* EXERCISE INSTRUCTIONS: Identify all lines of the data containing the string "title" and copy them.

* LISTED RECORDS:
..........

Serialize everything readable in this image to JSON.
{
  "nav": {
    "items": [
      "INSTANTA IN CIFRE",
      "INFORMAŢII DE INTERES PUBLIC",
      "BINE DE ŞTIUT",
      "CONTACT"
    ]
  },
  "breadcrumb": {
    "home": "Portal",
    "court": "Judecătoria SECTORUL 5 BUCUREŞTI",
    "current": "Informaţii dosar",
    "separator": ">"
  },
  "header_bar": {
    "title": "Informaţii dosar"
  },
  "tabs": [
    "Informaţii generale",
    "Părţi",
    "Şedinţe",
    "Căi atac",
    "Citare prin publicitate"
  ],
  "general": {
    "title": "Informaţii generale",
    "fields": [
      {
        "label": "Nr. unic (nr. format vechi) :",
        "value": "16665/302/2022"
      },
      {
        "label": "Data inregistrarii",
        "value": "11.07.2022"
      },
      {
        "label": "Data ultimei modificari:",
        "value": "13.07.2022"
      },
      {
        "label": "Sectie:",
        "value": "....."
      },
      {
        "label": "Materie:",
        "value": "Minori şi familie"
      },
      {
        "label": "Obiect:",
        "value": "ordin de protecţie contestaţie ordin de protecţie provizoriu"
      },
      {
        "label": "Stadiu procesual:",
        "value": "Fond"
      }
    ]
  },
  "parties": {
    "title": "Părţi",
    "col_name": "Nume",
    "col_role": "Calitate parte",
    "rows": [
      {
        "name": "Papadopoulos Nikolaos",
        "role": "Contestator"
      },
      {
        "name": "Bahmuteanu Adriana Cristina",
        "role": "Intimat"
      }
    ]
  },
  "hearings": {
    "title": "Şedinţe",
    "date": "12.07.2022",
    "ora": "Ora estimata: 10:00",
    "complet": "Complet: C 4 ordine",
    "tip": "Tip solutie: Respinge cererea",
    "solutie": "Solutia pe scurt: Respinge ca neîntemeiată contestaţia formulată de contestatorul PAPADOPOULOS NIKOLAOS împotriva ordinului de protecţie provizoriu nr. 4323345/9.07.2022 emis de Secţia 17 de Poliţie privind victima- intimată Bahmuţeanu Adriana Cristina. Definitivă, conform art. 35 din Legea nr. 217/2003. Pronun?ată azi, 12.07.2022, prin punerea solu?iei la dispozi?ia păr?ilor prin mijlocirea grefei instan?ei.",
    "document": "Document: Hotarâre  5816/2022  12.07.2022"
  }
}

..........

* ANSWER FOR THE TASK:
    "title": "Informaţii dosar"
    "title": "Informaţii generale",
    "title": "Părţi",
    "title": "Şedinţe",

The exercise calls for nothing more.